[Figure record extracts]

◇ ◇ ◇ ◇ ◇ ◇ ◇

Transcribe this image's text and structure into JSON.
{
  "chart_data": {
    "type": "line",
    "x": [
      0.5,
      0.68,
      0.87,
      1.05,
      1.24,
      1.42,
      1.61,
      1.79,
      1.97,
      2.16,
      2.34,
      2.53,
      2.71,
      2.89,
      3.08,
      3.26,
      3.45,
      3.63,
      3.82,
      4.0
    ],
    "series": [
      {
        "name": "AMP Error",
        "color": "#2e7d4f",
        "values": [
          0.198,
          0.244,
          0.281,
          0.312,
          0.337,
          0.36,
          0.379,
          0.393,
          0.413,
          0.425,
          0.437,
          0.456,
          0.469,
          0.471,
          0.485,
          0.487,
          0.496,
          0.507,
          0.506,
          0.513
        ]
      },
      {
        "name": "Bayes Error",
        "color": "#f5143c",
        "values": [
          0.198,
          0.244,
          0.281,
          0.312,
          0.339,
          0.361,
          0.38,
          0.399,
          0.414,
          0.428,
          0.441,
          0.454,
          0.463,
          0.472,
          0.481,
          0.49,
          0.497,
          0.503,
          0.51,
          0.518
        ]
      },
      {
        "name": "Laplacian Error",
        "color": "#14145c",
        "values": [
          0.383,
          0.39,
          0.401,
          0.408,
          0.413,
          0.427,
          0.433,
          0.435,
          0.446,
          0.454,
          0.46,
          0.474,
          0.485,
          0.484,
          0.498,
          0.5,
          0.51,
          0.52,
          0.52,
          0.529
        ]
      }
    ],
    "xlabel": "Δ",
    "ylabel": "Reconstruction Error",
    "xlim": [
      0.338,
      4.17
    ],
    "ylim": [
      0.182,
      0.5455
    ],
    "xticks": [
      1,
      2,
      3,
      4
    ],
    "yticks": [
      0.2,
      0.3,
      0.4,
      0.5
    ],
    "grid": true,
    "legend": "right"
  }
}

◇ ◇ ◇ ◇ ◇ ◇ ◇

- [TASK PROMPT] Look through the material above. Copy each line where the word "color" appears.

- [REPLY TO THE TASK]
        "color": "#2e7d4f",
        "color": "#f5143c",
        "color": "#14145c",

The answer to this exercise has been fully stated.